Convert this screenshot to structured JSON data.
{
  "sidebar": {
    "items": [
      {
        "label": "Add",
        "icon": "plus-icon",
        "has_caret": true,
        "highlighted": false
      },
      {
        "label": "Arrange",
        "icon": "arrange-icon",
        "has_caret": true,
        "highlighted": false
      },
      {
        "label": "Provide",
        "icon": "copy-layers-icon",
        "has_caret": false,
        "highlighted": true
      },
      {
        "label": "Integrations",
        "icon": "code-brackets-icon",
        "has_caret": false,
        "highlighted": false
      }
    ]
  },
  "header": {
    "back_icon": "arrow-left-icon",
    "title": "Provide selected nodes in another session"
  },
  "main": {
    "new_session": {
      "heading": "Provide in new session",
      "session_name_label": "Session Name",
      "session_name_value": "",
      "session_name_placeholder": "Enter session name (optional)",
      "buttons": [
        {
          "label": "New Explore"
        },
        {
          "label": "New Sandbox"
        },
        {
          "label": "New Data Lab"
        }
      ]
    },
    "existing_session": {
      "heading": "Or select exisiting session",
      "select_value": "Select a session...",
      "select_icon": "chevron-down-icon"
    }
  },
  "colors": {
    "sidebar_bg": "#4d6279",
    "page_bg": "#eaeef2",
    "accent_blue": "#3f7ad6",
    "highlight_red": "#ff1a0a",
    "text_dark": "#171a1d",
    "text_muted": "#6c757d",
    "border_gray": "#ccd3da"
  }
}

■ ■ ■ ■

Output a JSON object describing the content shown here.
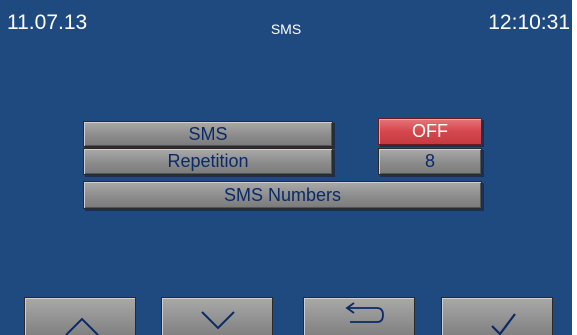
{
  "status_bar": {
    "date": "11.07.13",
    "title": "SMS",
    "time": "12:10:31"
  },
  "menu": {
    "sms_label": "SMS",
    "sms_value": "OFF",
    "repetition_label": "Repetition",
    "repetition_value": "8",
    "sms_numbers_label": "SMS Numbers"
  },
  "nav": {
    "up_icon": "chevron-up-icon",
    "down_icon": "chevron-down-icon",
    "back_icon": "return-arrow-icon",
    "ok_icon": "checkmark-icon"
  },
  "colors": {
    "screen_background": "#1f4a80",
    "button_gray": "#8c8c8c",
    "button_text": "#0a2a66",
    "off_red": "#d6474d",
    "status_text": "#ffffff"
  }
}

■ ■ ■ ■

Work to do
Among the lines of the data above, determine how many contain the word "JSON". Report the number alone.

Answer for the task
2